:: Materials provided ::
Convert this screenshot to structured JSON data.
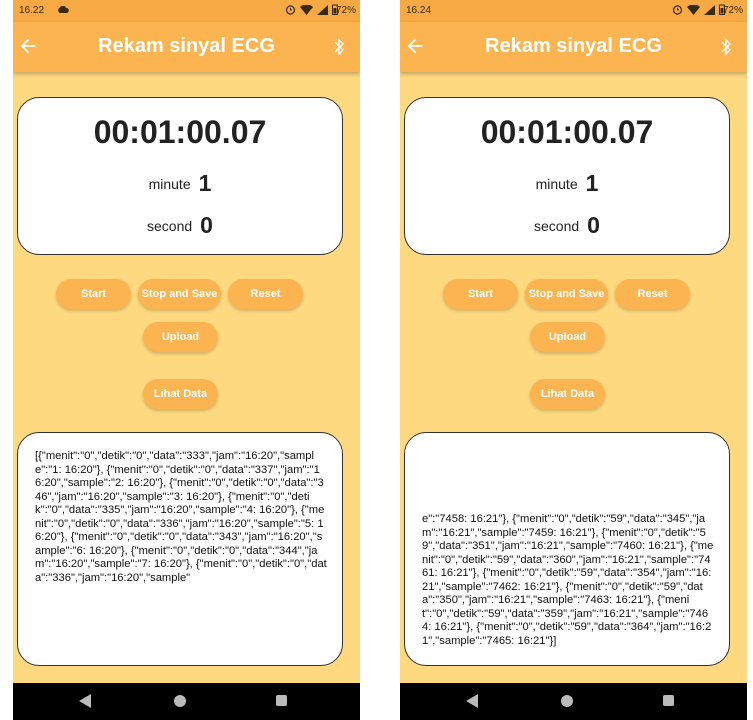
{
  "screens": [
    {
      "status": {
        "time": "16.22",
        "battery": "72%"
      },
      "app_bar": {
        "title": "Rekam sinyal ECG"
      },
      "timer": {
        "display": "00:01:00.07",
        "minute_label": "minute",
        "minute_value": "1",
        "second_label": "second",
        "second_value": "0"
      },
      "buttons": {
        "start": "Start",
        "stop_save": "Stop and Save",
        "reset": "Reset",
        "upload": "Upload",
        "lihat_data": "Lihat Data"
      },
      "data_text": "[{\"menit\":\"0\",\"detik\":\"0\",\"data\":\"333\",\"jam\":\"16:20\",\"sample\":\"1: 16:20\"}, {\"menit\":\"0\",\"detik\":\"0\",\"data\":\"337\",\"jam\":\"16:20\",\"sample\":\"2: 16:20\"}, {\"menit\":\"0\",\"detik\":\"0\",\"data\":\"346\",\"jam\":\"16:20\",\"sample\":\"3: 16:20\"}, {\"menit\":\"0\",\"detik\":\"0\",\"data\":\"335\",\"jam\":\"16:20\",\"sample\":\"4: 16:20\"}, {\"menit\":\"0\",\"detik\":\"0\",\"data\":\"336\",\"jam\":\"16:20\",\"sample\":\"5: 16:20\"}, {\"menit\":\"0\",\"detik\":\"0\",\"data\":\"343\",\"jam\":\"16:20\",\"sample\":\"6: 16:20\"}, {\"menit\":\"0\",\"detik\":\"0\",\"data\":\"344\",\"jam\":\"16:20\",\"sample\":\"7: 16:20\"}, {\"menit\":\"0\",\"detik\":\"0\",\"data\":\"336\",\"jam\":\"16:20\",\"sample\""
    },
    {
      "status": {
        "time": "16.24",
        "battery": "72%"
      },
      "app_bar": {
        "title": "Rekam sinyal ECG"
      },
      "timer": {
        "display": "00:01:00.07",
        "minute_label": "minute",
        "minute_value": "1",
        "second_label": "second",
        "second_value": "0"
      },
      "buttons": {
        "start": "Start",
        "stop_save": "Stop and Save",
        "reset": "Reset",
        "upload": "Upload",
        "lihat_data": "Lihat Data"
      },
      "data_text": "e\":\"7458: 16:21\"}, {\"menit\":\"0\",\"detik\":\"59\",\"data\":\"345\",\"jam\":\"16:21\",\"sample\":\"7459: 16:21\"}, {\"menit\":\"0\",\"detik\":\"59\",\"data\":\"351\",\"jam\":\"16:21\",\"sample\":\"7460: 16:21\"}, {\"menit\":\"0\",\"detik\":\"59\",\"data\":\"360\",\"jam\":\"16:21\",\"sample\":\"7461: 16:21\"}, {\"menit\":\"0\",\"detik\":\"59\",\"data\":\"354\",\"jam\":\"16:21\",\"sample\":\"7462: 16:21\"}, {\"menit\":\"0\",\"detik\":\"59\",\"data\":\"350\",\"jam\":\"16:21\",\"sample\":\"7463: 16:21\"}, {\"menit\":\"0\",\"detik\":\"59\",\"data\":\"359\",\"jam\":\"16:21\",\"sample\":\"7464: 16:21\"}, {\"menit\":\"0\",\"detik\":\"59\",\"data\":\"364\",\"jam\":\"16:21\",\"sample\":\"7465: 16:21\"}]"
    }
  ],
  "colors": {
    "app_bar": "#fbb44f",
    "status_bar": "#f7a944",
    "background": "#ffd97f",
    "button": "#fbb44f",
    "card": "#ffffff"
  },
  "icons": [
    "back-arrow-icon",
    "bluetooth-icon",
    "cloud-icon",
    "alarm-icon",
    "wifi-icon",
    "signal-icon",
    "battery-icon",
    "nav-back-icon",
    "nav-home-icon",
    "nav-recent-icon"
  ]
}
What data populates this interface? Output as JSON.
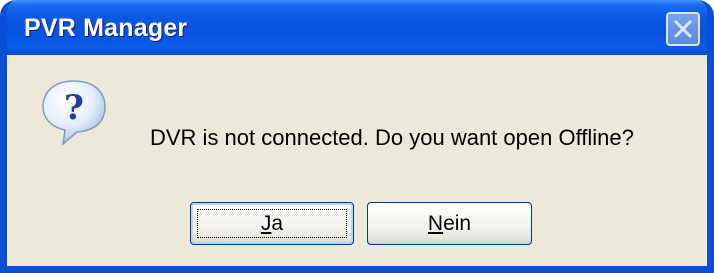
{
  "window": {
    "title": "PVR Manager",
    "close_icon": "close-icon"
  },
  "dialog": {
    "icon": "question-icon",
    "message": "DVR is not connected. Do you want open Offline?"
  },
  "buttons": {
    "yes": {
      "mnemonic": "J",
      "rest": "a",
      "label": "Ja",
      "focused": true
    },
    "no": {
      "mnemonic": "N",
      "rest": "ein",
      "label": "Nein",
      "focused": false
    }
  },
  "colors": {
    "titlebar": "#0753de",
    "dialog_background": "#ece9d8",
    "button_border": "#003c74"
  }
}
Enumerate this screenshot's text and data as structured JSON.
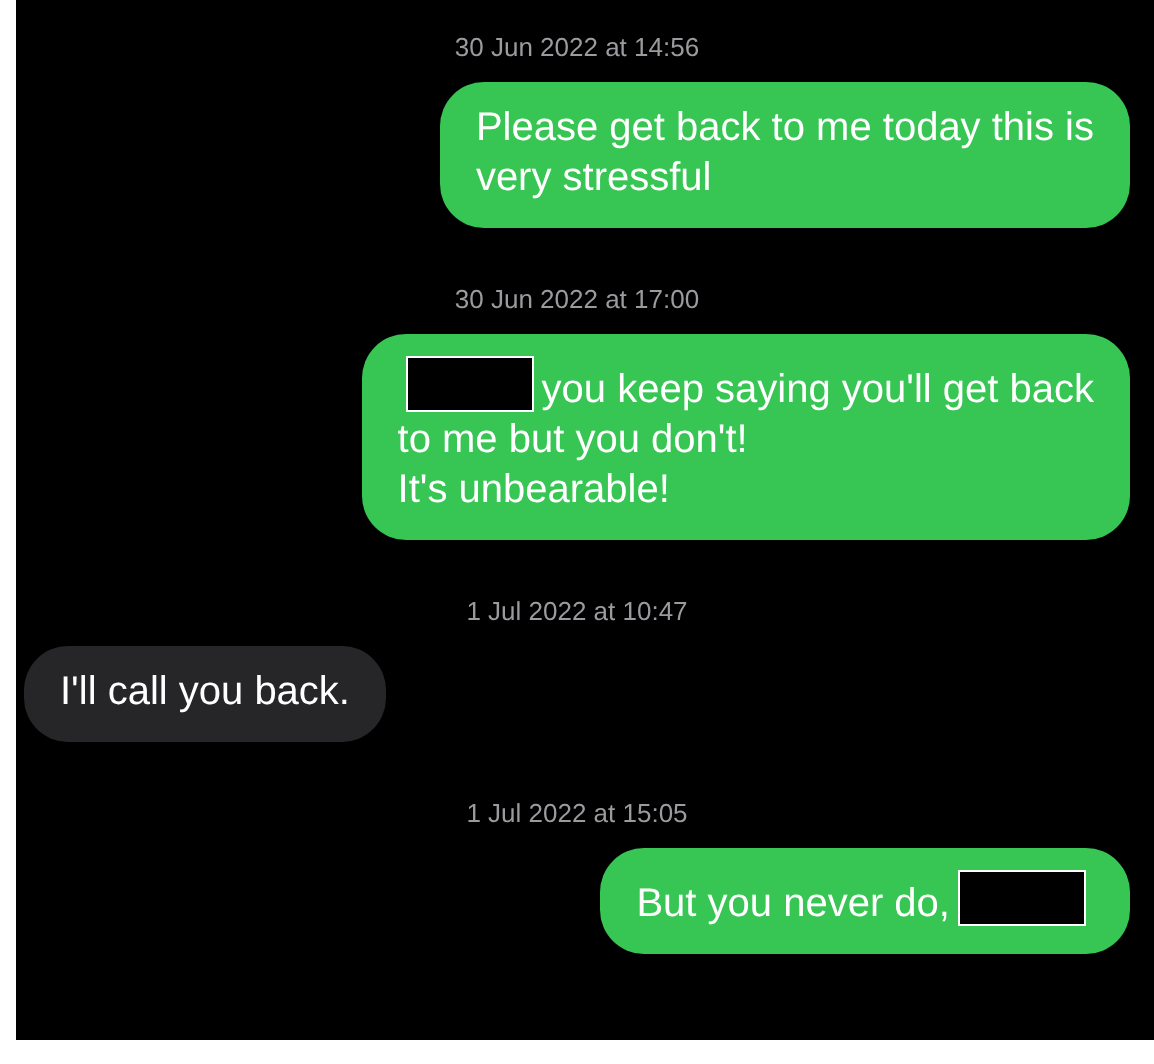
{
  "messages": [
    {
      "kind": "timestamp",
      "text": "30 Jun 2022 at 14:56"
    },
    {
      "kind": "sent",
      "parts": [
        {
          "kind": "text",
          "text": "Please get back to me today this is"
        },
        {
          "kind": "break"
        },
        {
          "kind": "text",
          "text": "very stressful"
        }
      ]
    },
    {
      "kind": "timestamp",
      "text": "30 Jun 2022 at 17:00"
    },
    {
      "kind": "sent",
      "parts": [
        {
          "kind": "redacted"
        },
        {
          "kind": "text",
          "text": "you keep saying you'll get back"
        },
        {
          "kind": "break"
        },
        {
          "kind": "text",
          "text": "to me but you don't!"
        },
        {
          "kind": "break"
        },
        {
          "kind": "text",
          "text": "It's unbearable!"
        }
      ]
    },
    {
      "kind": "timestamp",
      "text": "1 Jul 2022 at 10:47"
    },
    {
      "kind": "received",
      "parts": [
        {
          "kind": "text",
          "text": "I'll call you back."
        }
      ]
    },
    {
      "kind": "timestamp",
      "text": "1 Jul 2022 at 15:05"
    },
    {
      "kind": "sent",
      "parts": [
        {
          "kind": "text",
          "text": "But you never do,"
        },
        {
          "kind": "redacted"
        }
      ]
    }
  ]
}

:: Aim of the exercise ::
Return only the count of lines in the records that hold the word "structured".

:: Output below ::
2